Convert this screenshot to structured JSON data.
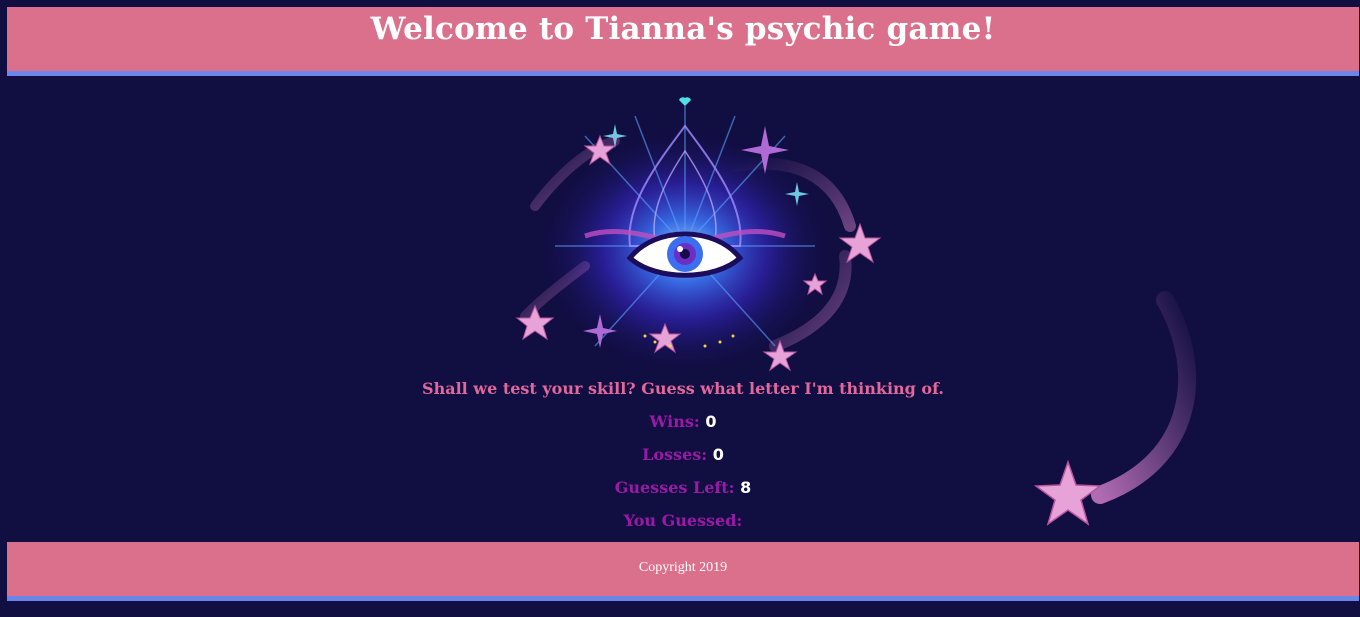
{
  "header": {
    "title": "Welcome to Tianna's psychic game!"
  },
  "art": {
    "icon": "third-eye-mystic-illustration",
    "comet_icon": "shooting-star-icon"
  },
  "game": {
    "prompt": "Shall we test your skill? Guess what letter I'm thinking of.",
    "wins_label": "Wins:",
    "wins_value": "0",
    "losses_label": "Losses:",
    "losses_value": "0",
    "guesses_left_label": "Guesses Left:",
    "guesses_left_value": "8",
    "you_guessed_label": "You Guessed:",
    "you_guessed_value": ""
  },
  "footer": {
    "copyright": "Copyright 2019"
  },
  "colors": {
    "background": "#110e42",
    "bar": "#db708c",
    "bar_border": "#6b86e8",
    "prompt": "#e2679a",
    "label": "#9a1aa6"
  }
}
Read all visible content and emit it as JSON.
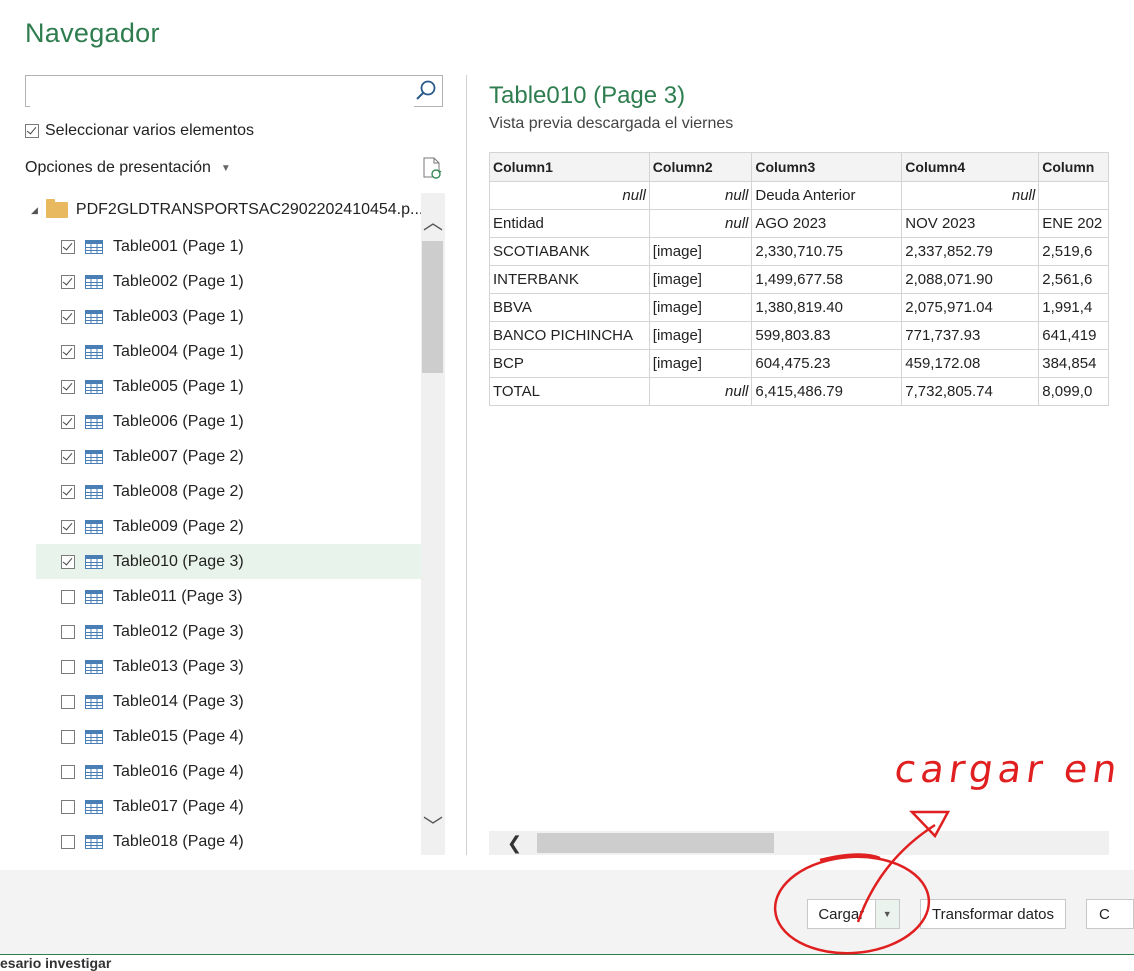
{
  "window": {
    "title": "Navegador"
  },
  "search": {
    "value": "",
    "placeholder": ""
  },
  "multi_select": {
    "label": "Seleccionar varios elementos",
    "checked": true
  },
  "display_options": {
    "label": "Opciones de presentación"
  },
  "tree": {
    "folder": "PDF2GLDTRANSPORTSAC2902202410454.p...",
    "items": [
      {
        "label": "Table001 (Page 1)",
        "checked": true
      },
      {
        "label": "Table002 (Page 1)",
        "checked": true
      },
      {
        "label": "Table003 (Page 1)",
        "checked": true
      },
      {
        "label": "Table004 (Page 1)",
        "checked": true
      },
      {
        "label": "Table005 (Page 1)",
        "checked": true
      },
      {
        "label": "Table006 (Page 1)",
        "checked": true
      },
      {
        "label": "Table007 (Page 2)",
        "checked": true
      },
      {
        "label": "Table008 (Page 2)",
        "checked": true
      },
      {
        "label": "Table009 (Page 2)",
        "checked": true
      },
      {
        "label": "Table010 (Page 3)",
        "checked": true,
        "selected": true
      },
      {
        "label": "Table011 (Page 3)",
        "checked": false
      },
      {
        "label": "Table012 (Page 3)",
        "checked": false
      },
      {
        "label": "Table013 (Page 3)",
        "checked": false
      },
      {
        "label": "Table014 (Page 3)",
        "checked": false
      },
      {
        "label": "Table015 (Page 4)",
        "checked": false
      },
      {
        "label": "Table016 (Page 4)",
        "checked": false
      },
      {
        "label": "Table017 (Page 4)",
        "checked": false
      },
      {
        "label": "Table018 (Page 4)",
        "checked": false
      }
    ]
  },
  "preview": {
    "title": "Table010 (Page 3)",
    "subtitle": "Vista previa descargada el viernes",
    "columns": [
      "Column1",
      "Column2",
      "Column3",
      "Column4",
      "Column"
    ],
    "rows": [
      [
        "null",
        "null",
        "Deuda Anterior",
        "null",
        ""
      ],
      [
        "Entidad",
        "null",
        "AGO 2023",
        "NOV 2023",
        "ENE 202"
      ],
      [
        "SCOTIABANK",
        "[image]",
        "2,330,710.75",
        "2,337,852.79",
        "2,519,6"
      ],
      [
        "INTERBANK",
        "[image]",
        "1,499,677.58",
        "2,088,071.90",
        "2,561,6"
      ],
      [
        "BBVA",
        "[image]",
        "1,380,819.40",
        "2,075,971.04",
        "1,991,4"
      ],
      [
        "BANCO PICHINCHA",
        "[image]",
        "599,803.83",
        "771,737.93",
        "641,419"
      ],
      [
        "BCP",
        "[image]",
        "604,475.23",
        "459,172.08",
        "384,854"
      ],
      [
        "TOTAL",
        "null",
        "6,415,486.79",
        "7,732,805.74",
        "8,099,0"
      ]
    ]
  },
  "buttons": {
    "load": "Cargar",
    "transform": "Transformar datos",
    "cancel": "C"
  },
  "status_bar": {
    "text": "esario investigar"
  },
  "annotation": {
    "text": "cargar en",
    "color": "#e02020"
  },
  "colors": {
    "accent": "#2e7d4f",
    "selected_row": "#e8f3ec"
  }
}
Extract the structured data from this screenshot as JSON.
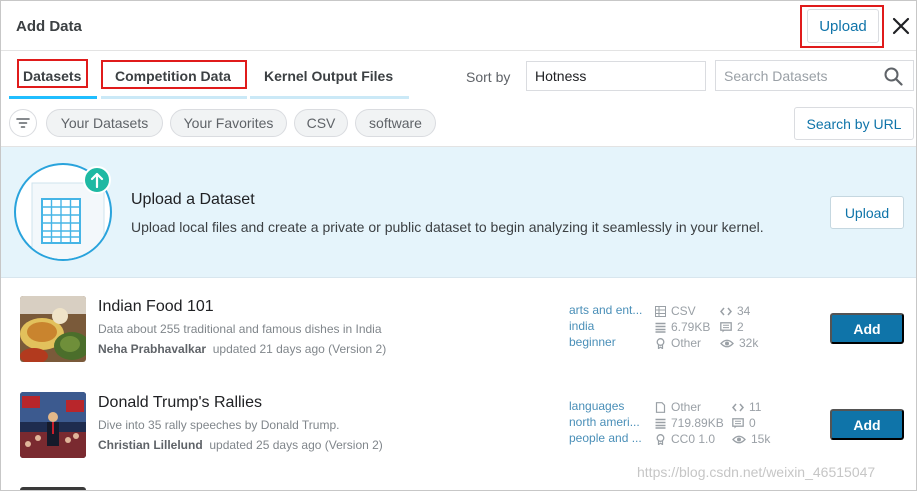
{
  "header": {
    "title": "Add Data",
    "upload_label": "Upload",
    "close_icon": "close-icon"
  },
  "tabs": [
    {
      "label": "Datasets",
      "underline_color": "#20beff"
    },
    {
      "label": "Competition Data",
      "underline_color": "#cbe9f7"
    },
    {
      "label": "Kernel Output Files",
      "underline_color": "#cbe9f7"
    }
  ],
  "sort": {
    "label": "Sort by",
    "value": "Hotness"
  },
  "search": {
    "placeholder": "Search Datasets",
    "icon": "search-icon"
  },
  "filters": {
    "icon": "filter-icon",
    "chips": [
      "Your Datasets",
      "Your Favorites",
      "CSV",
      "software"
    ],
    "search_by_url": "Search by URL"
  },
  "banner": {
    "title": "Upload a Dataset",
    "description": "Upload local files and create a private or public dataset to begin analyzing it seamlessly in your kernel.",
    "upload_label": "Upload",
    "icon": "spreadsheet-upload-icon"
  },
  "datasets": [
    {
      "title": "Indian Food 101",
      "description": "Data about 255 traditional and famous dishes in India",
      "author": "Neha Prabhavalkar",
      "updated": "updated 21 days ago (Version 2)",
      "tags": [
        "arts and ent...",
        "india",
        "beginner"
      ],
      "format": "CSV",
      "size": "6.79KB",
      "license": "Other",
      "kernels": "34",
      "discussions": "2",
      "views": "32k",
      "add_label": "Add",
      "thumbnail": "indian-food-thumbnail"
    },
    {
      "title": "Donald Trump's Rallies",
      "description": "Dive into 35 rally speeches by Donald Trump.",
      "author": "Christian Lillelund",
      "updated": "updated 25 days ago (Version 2)",
      "tags": [
        "languages",
        "north ameri...",
        "people and ..."
      ],
      "format": "Other",
      "size": "719.89KB",
      "license": "CC0 1.0",
      "kernels": "11",
      "discussions": "0",
      "views": "15k",
      "add_label": "Add",
      "thumbnail": "trump-rally-thumbnail"
    }
  ],
  "watermark": "https://blog.csdn.net/weixin_46515047",
  "colors": {
    "accent": "#0f74a9",
    "highlight_box": "#e01b1b",
    "banner_bg": "#e5f4fb",
    "tag_color": "#4a8fb8"
  }
}
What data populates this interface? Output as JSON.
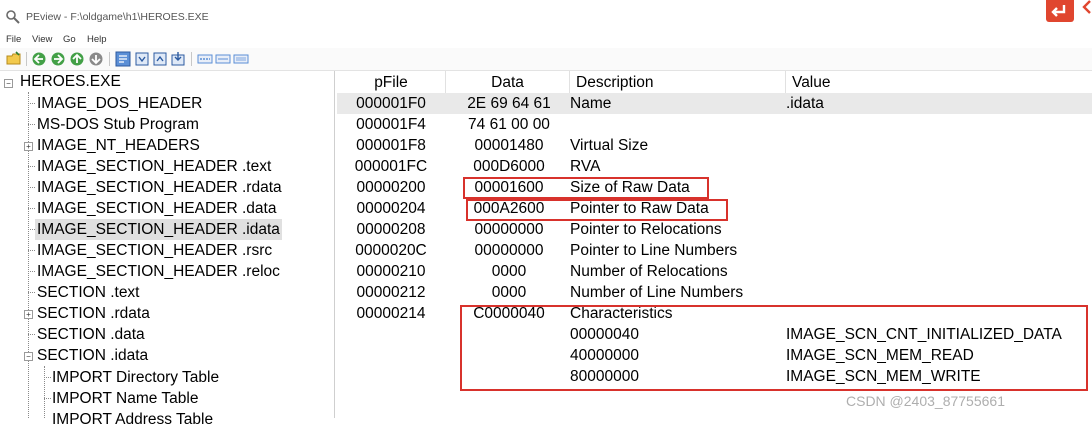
{
  "window": {
    "title": "PEview - F:\\oldgame\\h1\\HEROES.EXE"
  },
  "menu": [
    "File",
    "View",
    "Go",
    "Help"
  ],
  "toolbar": {
    "icons": [
      "open-folder-icon",
      "back-icon",
      "forward-icon",
      "up-icon",
      "down-icon",
      "stop-icon",
      "view-hex-icon",
      "view-text-icon",
      "view-struct-icon",
      "view-export-icon",
      "layout-a-icon",
      "layout-b-icon",
      "layout-c-icon"
    ]
  },
  "tree": {
    "root": "HEROES.EXE",
    "items": [
      {
        "label": "IMAGE_DOS_HEADER"
      },
      {
        "label": "MS-DOS Stub Program"
      },
      {
        "label": "IMAGE_NT_HEADERS"
      },
      {
        "label": "IMAGE_SECTION_HEADER .text"
      },
      {
        "label": "IMAGE_SECTION_HEADER .rdata"
      },
      {
        "label": "IMAGE_SECTION_HEADER .data"
      },
      {
        "label": "IMAGE_SECTION_HEADER .idata"
      },
      {
        "label": "IMAGE_SECTION_HEADER .rsrc"
      },
      {
        "label": "IMAGE_SECTION_HEADER .reloc"
      },
      {
        "label": "SECTION .text"
      },
      {
        "label": "SECTION .rdata"
      },
      {
        "label": "SECTION .data"
      },
      {
        "label": "SECTION .idata"
      },
      {
        "label": "IMPORT Directory Table"
      },
      {
        "label": "IMPORT Name Table"
      },
      {
        "label": "IMPORT Address Table"
      }
    ]
  },
  "table": {
    "columns": [
      "pFile",
      "Data",
      "Description",
      "Value"
    ],
    "rows": [
      {
        "pfile": "000001F0",
        "data": "2E 69 64 61",
        "desc": "Name",
        "value": ".idata"
      },
      {
        "pfile": "000001F4",
        "data": "74 61 00 00",
        "desc": "",
        "value": ""
      },
      {
        "pfile": "000001F8",
        "data": "00001480",
        "desc": "Virtual Size",
        "value": ""
      },
      {
        "pfile": "000001FC",
        "data": "000D6000",
        "desc": "RVA",
        "value": ""
      },
      {
        "pfile": "00000200",
        "data": "00001600",
        "desc": "Size of Raw Data",
        "value": ""
      },
      {
        "pfile": "00000204",
        "data": "000A2600",
        "desc": "Pointer to Raw Data",
        "value": ""
      },
      {
        "pfile": "00000208",
        "data": "00000000",
        "desc": "Pointer to Relocations",
        "value": ""
      },
      {
        "pfile": "0000020C",
        "data": "00000000",
        "desc": "Pointer to Line Numbers",
        "value": ""
      },
      {
        "pfile": "00000210",
        "data": "0000",
        "desc": "Number of Relocations",
        "value": ""
      },
      {
        "pfile": "00000212",
        "data": "0000",
        "desc": "Number of Line Numbers",
        "value": ""
      },
      {
        "pfile": "00000214",
        "data": "C0000040",
        "desc": "Characteristics",
        "value": ""
      },
      {
        "pfile": "",
        "data": "",
        "desc": "00000040",
        "value": "IMAGE_SCN_CNT_INITIALIZED_DATA"
      },
      {
        "pfile": "",
        "data": "",
        "desc": "40000000",
        "value": "IMAGE_SCN_MEM_READ"
      },
      {
        "pfile": "",
        "data": "",
        "desc": "80000000",
        "value": "IMAGE_SCN_MEM_WRITE"
      }
    ]
  },
  "watermark": "CSDN @2403_87755661",
  "colors": {
    "annotation": "#d8322c",
    "selection": "#e0e0e0",
    "corner_button": "#e0462f"
  }
}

What you will do: Take every line above carrying "rdata" and return it.

Exercise response:
        "label": "IMAGE_SECTION_HEADER .rdata"
        "label": "SECTION .rdata"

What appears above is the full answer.